For the entries that follow, state how many lines include the word "this", giving the number and nothing else.

══ Exercise material

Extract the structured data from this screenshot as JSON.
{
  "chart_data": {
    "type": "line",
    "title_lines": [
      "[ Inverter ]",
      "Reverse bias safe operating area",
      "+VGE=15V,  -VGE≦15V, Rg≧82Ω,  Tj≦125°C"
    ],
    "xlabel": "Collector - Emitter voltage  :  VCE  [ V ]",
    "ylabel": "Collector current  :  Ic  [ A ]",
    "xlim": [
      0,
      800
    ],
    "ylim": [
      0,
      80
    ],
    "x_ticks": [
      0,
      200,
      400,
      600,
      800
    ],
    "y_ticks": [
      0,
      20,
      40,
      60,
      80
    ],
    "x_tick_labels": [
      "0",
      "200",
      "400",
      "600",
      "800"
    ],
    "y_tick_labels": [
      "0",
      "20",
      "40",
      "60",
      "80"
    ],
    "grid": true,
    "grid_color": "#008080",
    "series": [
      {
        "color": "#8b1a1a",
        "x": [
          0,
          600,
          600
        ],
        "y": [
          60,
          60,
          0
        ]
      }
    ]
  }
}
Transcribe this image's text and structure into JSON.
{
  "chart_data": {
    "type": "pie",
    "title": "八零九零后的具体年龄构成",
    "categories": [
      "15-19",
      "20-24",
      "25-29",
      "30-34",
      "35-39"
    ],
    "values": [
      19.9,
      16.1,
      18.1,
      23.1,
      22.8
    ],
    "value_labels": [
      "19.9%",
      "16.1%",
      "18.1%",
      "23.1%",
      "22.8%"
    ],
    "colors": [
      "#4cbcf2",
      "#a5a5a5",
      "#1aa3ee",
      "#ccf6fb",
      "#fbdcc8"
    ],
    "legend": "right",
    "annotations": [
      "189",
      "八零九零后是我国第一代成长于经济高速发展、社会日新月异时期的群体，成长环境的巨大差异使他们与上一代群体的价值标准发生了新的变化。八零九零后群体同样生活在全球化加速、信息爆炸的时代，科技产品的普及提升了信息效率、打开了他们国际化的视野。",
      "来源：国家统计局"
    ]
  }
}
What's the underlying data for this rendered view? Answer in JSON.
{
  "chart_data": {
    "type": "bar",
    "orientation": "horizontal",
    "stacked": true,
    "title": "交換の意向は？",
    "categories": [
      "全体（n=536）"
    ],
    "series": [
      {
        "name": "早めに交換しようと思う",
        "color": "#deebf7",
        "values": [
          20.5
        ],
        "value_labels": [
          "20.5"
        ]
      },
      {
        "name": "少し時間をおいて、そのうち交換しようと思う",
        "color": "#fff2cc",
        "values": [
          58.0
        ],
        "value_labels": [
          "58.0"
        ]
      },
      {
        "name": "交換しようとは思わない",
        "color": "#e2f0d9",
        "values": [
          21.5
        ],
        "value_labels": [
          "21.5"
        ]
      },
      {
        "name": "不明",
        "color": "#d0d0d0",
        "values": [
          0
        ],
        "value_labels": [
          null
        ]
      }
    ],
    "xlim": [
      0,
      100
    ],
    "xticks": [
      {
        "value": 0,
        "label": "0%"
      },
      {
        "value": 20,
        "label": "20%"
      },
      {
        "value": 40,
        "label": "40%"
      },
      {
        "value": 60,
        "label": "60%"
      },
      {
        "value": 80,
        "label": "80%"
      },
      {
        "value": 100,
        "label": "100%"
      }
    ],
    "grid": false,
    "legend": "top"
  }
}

════

Output below
3